TASK REQUIREMENTS -
Type every record exactly as it appears.

RECORDED DATA -
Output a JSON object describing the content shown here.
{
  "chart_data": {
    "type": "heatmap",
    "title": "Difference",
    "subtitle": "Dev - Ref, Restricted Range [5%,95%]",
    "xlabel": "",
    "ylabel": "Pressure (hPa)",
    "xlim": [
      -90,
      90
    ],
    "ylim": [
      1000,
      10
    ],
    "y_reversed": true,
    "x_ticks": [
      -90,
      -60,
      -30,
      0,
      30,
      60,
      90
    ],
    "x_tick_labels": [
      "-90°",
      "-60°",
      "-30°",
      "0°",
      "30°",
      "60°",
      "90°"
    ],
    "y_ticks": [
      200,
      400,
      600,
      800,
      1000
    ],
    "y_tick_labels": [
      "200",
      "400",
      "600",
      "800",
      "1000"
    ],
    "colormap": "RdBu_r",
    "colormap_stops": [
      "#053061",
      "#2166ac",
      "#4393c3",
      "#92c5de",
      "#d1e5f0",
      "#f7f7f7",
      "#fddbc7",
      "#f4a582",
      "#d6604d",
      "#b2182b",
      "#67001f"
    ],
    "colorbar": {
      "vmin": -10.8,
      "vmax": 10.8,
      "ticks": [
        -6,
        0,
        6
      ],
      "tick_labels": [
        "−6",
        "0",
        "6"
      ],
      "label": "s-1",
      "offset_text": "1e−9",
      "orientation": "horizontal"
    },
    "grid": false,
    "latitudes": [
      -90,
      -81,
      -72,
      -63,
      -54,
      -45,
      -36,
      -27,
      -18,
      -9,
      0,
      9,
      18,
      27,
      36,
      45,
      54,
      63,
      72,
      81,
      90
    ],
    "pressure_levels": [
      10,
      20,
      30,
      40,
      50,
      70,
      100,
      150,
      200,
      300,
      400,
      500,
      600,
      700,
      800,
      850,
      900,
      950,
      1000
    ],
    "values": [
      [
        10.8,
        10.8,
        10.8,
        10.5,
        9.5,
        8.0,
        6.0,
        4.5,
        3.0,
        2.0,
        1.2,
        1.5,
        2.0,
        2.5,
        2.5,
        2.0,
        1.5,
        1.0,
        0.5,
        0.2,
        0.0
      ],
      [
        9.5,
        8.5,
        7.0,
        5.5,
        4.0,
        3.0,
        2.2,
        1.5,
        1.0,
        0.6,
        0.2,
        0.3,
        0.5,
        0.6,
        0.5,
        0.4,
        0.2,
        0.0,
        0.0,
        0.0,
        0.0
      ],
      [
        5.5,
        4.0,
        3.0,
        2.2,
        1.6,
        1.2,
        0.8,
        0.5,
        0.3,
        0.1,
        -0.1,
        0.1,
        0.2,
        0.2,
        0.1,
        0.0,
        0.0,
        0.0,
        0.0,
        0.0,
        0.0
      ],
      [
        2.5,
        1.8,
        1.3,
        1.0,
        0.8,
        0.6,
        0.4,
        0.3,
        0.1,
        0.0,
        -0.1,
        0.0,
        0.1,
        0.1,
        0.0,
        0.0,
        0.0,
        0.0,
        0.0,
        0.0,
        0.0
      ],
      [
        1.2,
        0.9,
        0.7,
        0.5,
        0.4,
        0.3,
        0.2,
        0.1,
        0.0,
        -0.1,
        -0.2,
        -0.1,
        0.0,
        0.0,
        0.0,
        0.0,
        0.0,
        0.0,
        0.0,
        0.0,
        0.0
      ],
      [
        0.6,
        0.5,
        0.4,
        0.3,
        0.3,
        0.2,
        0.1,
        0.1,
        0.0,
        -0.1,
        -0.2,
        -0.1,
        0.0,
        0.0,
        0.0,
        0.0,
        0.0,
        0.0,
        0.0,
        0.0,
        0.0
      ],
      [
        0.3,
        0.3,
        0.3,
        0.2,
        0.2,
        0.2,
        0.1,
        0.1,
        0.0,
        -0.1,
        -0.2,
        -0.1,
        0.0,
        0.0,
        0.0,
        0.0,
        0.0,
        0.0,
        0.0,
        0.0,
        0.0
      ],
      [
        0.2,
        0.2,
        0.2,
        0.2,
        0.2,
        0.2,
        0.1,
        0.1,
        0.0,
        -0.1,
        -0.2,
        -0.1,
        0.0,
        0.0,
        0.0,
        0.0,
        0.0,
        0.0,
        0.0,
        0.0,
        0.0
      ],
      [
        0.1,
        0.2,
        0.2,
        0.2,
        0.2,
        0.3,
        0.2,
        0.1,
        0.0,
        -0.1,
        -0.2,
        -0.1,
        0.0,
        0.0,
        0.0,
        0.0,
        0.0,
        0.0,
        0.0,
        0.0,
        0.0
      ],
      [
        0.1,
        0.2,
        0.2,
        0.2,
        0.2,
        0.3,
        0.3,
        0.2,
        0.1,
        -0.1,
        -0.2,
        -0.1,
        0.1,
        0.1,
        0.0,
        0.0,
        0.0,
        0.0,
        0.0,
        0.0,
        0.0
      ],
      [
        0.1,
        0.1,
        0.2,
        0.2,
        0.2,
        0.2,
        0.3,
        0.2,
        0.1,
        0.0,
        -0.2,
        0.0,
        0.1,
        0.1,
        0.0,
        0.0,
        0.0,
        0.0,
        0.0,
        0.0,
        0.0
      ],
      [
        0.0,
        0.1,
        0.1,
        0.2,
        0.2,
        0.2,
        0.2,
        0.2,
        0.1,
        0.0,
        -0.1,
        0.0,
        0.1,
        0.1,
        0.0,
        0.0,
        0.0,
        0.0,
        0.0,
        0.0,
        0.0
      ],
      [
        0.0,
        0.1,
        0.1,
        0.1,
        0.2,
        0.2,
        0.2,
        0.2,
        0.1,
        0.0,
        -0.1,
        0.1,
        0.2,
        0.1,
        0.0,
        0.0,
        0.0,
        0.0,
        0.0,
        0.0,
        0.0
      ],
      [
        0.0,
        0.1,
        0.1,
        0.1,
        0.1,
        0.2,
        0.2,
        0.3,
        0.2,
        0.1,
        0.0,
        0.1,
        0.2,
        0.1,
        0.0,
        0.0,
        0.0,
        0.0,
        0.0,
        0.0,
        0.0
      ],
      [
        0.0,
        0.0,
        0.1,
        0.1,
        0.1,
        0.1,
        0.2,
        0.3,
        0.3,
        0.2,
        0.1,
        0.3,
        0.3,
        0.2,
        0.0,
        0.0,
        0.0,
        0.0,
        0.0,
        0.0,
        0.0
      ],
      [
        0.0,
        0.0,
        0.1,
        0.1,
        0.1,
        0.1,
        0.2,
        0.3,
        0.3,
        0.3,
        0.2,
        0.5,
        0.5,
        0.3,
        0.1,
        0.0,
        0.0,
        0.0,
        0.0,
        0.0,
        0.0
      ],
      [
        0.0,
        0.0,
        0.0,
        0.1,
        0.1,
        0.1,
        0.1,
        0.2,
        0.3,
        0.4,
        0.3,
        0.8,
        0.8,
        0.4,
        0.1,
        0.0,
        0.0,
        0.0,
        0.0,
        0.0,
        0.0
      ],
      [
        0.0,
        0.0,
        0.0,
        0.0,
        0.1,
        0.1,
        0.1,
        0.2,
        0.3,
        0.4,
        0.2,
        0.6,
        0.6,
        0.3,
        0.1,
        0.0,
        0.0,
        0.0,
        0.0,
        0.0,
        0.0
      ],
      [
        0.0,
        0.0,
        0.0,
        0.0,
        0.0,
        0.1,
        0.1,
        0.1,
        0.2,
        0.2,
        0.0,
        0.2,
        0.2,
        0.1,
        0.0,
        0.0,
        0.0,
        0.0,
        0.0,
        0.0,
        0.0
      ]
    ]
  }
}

FINISHED ANSWER -
Output a JSON object describing the content shown here.
{
  "chart_data": {
    "type": "heatmap",
    "title": "Difference",
    "subtitle": "Dev - Ref, Restricted Range [5%,95%]",
    "xlabel": "",
    "ylabel": "Pressure (hPa)",
    "xlim": [
      -90,
      90
    ],
    "ylim": [
      1000,
      10
    ],
    "y_reversed": true,
    "x_ticks": [
      -90,
      -60,
      -30,
      0,
      30,
      60,
      90
    ],
    "x_tick_labels": [
      "-90°",
      "-60°",
      "-30°",
      "0°",
      "30°",
      "60°",
      "90°"
    ],
    "y_ticks": [
      200,
      400,
      600,
      800,
      1000
    ],
    "y_tick_labels": [
      "200",
      "400",
      "600",
      "800",
      "1000"
    ],
    "colormap": "RdBu_r",
    "colormap_stops": [
      "#053061",
      "#2166ac",
      "#4393c3",
      "#92c5de",
      "#d1e5f0",
      "#f7f7f7",
      "#fddbc7",
      "#f4a582",
      "#d6604d",
      "#b2182b",
      "#67001f"
    ],
    "colorbar": {
      "vmin": -10.8,
      "vmax": 10.8,
      "ticks": [
        -6,
        0,
        6
      ],
      "tick_labels": [
        "−6",
        "0",
        "6"
      ],
      "label": "s-1",
      "offset_text": "1e−9",
      "orientation": "horizontal"
    },
    "grid": false,
    "latitudes": [
      -90,
      -81,
      -72,
      -63,
      -54,
      -45,
      -36,
      -27,
      -18,
      -9,
      0,
      9,
      18,
      27,
      36,
      45,
      54,
      63,
      72,
      81,
      90
    ],
    "pressure_levels": [
      10,
      20,
      30,
      40,
      50,
      70,
      100,
      150,
      200,
      300,
      400,
      500,
      600,
      700,
      800,
      850,
      900,
      950,
      1000
    ],
    "values": [
      [
        10.8,
        10.8,
        10.8,
        10.5,
        9.5,
        8.0,
        6.0,
        4.5,
        3.0,
        2.0,
        1.2,
        1.5,
        2.0,
        2.5,
        2.5,
        2.0,
        1.5,
        1.0,
        0.5,
        0.2,
        0.0
      ],
      [
        9.5,
        8.5,
        7.0,
        5.5,
        4.0,
        3.0,
        2.2,
        1.5,
        1.0,
        0.6,
        0.2,
        0.3,
        0.5,
        0.6,
        0.5,
        0.4,
        0.2,
        0.0,
        0.0,
        0.0,
        0.0
      ],
      [
        5.5,
        4.0,
        3.0,
        2.2,
        1.6,
        1.2,
        0.8,
        0.5,
        0.3,
        0.1,
        -0.1,
        0.1,
        0.2,
        0.2,
        0.1,
        0.0,
        0.0,
        0.0,
        0.0,
        0.0,
        0.0
      ],
      [
        2.5,
        1.8,
        1.3,
        1.0,
        0.8,
        0.6,
        0.4,
        0.3,
        0.1,
        0.0,
        -0.1,
        0.0,
        0.1,
        0.1,
        0.0,
        0.0,
        0.0,
        0.0,
        0.0,
        0.0,
        0.0
      ],
      [
        1.2,
        0.9,
        0.7,
        0.5,
        0.4,
        0.3,
        0.2,
        0.1,
        0.0,
        -0.1,
        -0.2,
        -0.1,
        0.0,
        0.0,
        0.0,
        0.0,
        0.0,
        0.0,
        0.0,
        0.0,
        0.0
      ],
      [
        0.6,
        0.5,
        0.4,
        0.3,
        0.3,
        0.2,
        0.1,
        0.1,
        0.0,
        -0.1,
        -0.2,
        -0.1,
        0.0,
        0.0,
        0.0,
        0.0,
        0.0,
        0.0,
        0.0,
        0.0,
        0.0
      ],
      [
        0.3,
        0.3,
        0.3,
        0.2,
        0.2,
        0.2,
        0.1,
        0.1,
        0.0,
        -0.1,
        -0.2,
        -0.1,
        0.0,
        0.0,
        0.0,
        0.0,
        0.0,
        0.0,
        0.0,
        0.0,
        0.0
      ],
      [
        0.2,
        0.2,
        0.2,
        0.2,
        0.2,
        0.2,
        0.1,
        0.1,
        0.0,
        -0.1,
        -0.2,
        -0.1,
        0.0,
        0.0,
        0.0,
        0.0,
        0.0,
        0.0,
        0.0,
        0.0,
        0.0
      ],
      [
        0.1,
        0.2,
        0.2,
        0.2,
        0.2,
        0.3,
        0.2,
        0.1,
        0.0,
        -0.1,
        -0.2,
        -0.1,
        0.0,
        0.0,
        0.0,
        0.0,
        0.0,
        0.0,
        0.0,
        0.0,
        0.0
      ],
      [
        0.1,
        0.2,
        0.2,
        0.2,
        0.2,
        0.3,
        0.3,
        0.2,
        0.1,
        -0.1,
        -0.2,
        -0.1,
        0.1,
        0.1,
        0.0,
        0.0,
        0.0,
        0.0,
        0.0,
        0.0,
        0.0
      ],
      [
        0.1,
        0.1,
        0.2,
        0.2,
        0.2,
        0.2,
        0.3,
        0.2,
        0.1,
        0.0,
        -0.2,
        0.0,
        0.1,
        0.1,
        0.0,
        0.0,
        0.0,
        0.0,
        0.0,
        0.0,
        0.0
      ],
      [
        0.0,
        0.1,
        0.1,
        0.2,
        0.2,
        0.2,
        0.2,
        0.2,
        0.1,
        0.0,
        -0.1,
        0.0,
        0.1,
        0.1,
        0.0,
        0.0,
        0.0,
        0.0,
        0.0,
        0.0,
        0.0
      ],
      [
        0.0,
        0.1,
        0.1,
        0.1,
        0.2,
        0.2,
        0.2,
        0.2,
        0.1,
        0.0,
        -0.1,
        0.1,
        0.2,
        0.1,
        0.0,
        0.0,
        0.0,
        0.0,
        0.0,
        0.0,
        0.0
      ],
      [
        0.0,
        0.1,
        0.1,
        0.1,
        0.1,
        0.2,
        0.2,
        0.3,
        0.2,
        0.1,
        0.0,
        0.1,
        0.2,
        0.1,
        0.0,
        0.0,
        0.0,
        0.0,
        0.0,
        0.0,
        0.0
      ],
      [
        0.0,
        0.0,
        0.1,
        0.1,
        0.1,
        0.1,
        0.2,
        0.3,
        0.3,
        0.2,
        0.1,
        0.3,
        0.3,
        0.2,
        0.0,
        0.0,
        0.0,
        0.0,
        0.0,
        0.0,
        0.0
      ],
      [
        0.0,
        0.0,
        0.1,
        0.1,
        0.1,
        0.1,
        0.2,
        0.3,
        0.3,
        0.3,
        0.2,
        0.5,
        0.5,
        0.3,
        0.1,
        0.0,
        0.0,
        0.0,
        0.0,
        0.0,
        0.0
      ],
      [
        0.0,
        0.0,
        0.0,
        0.1,
        0.1,
        0.1,
        0.1,
        0.2,
        0.3,
        0.4,
        0.3,
        0.8,
        0.8,
        0.4,
        0.1,
        0.0,
        0.0,
        0.0,
        0.0,
        0.0,
        0.0
      ],
      [
        0.0,
        0.0,
        0.0,
        0.0,
        0.1,
        0.1,
        0.1,
        0.2,
        0.3,
        0.4,
        0.2,
        0.6,
        0.6,
        0.3,
        0.1,
        0.0,
        0.0,
        0.0,
        0.0,
        0.0,
        0.0
      ],
      [
        0.0,
        0.0,
        0.0,
        0.0,
        0.0,
        0.1,
        0.1,
        0.1,
        0.2,
        0.2,
        0.0,
        0.2,
        0.2,
        0.1,
        0.0,
        0.0,
        0.0,
        0.0,
        0.0,
        0.0,
        0.0
      ]
    ]
  }
}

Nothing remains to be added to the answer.